[Collection entries]
──────────
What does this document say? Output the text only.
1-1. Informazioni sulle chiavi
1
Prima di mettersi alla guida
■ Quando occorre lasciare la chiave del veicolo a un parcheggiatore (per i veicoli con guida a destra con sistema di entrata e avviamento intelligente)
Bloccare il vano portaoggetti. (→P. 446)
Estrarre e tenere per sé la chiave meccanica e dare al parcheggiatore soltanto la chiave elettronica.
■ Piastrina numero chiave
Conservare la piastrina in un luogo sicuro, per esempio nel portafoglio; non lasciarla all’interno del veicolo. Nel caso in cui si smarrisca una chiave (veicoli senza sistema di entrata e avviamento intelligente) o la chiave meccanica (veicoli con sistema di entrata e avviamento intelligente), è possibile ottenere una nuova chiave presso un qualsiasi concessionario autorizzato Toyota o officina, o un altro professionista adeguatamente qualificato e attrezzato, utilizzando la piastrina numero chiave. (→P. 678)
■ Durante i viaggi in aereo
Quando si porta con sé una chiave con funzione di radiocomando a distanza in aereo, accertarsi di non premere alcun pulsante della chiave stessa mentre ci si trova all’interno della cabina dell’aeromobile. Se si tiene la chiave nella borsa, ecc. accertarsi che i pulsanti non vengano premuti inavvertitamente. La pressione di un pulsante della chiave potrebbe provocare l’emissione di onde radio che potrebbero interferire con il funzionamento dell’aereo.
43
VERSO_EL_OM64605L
──────────
**Task brief:**
Type out the full listing again, exactly as given.

**Answer to this exercise:**
What does this document say? Output the text only.
1-1. Informazioni sulle chiavi
1
Prima di mettersi alla guida
■ Quando occorre lasciare la chiave del veicolo a un parcheggiatore (per i veicoli con guida a destra con sistema di entrata e avviamento intelligente)
Bloccare il vano portaoggetti. (→P. 446)
Estrarre e tenere per sé la chiave meccanica e dare al parcheggiatore soltanto la chiave elettronica.
■ Piastrina numero chiave
Conservare la piastrina in un luogo sicuro, per esempio nel portafoglio; non lasciarla all’interno del veicolo. Nel caso in cui si smarrisca una chiave (veicoli senza sistema di entrata e avviamento intelligente) o la chiave meccanica (veicoli con sistema di entrata e avviamento intelligente), è possibile ottenere una nuova chiave presso un qualsiasi concessionario autorizzato Toyota o officina, o un altro professionista adeguatamente qualificato e attrezzato, utilizzando la piastrina numero chiave. (→P. 678)
■ Durante i viaggi in aereo
Quando si porta con sé una chiave con funzione di radiocomando a distanza in aereo, accertarsi di non premere alcun pulsante della chiave stessa mentre ci si trova all’interno della cabina dell’aeromobile. Se si tiene la chiave nella borsa, ecc. accertarsi che i pulsanti non vengano premuti inavvertitamente. La pressione di un pulsante della chiave potrebbe provocare l’emissione di onde radio che potrebbero interferire con il funzionamento dell’aereo.
43
VERSO_EL_OM64605L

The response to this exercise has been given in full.